# OBJECTIVE
Without the pictures, can you quote each line below exactly?
>> BEGIN
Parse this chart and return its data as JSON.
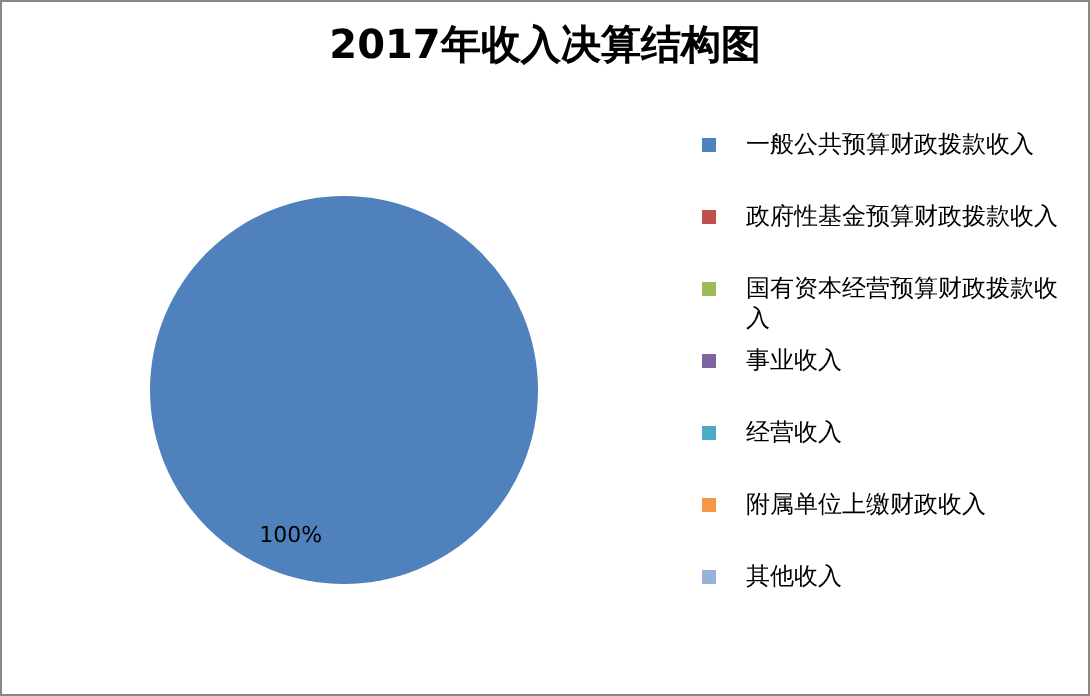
{
  "chart_data": {
    "type": "pie",
    "title": "2017年收入决算结构图",
    "categories": [
      "一般公共预算财政拨款收入",
      "政府性基金预算财政拨款收入",
      "国有资本经营预算财政拨款收入",
      "事业收入",
      "经营收入",
      "附属单位上缴财政收入",
      "其他收入"
    ],
    "values": [
      100,
      0,
      0,
      0,
      0,
      0,
      0
    ],
    "colors": [
      "#4f81bd",
      "#c0504d",
      "#9bbb59",
      "#8064a2",
      "#4bacc6",
      "#f79646",
      "#95b3d7"
    ],
    "value_labels": [
      "100%",
      null,
      null,
      null,
      null,
      null,
      null
    ],
    "legend": "right"
  }
}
>> END
# WRITTEN SOLUTION
Parse this chart and return its data as JSON.
{
  "chart_data": {
    "type": "pie",
    "title": "2017年收入决算结构图",
    "categories": [
      "一般公共预算财政拨款收入",
      "政府性基金预算财政拨款收入",
      "国有资本经营预算财政拨款收入",
      "事业收入",
      "经营收入",
      "附属单位上缴财政收入",
      "其他收入"
    ],
    "values": [
      100,
      0,
      0,
      0,
      0,
      0,
      0
    ],
    "colors": [
      "#4f81bd",
      "#c0504d",
      "#9bbb59",
      "#8064a2",
      "#4bacc6",
      "#f79646",
      "#95b3d7"
    ],
    "value_labels": [
      "100%",
      null,
      null,
      null,
      null,
      null,
      null
    ],
    "legend": "right"
  }
}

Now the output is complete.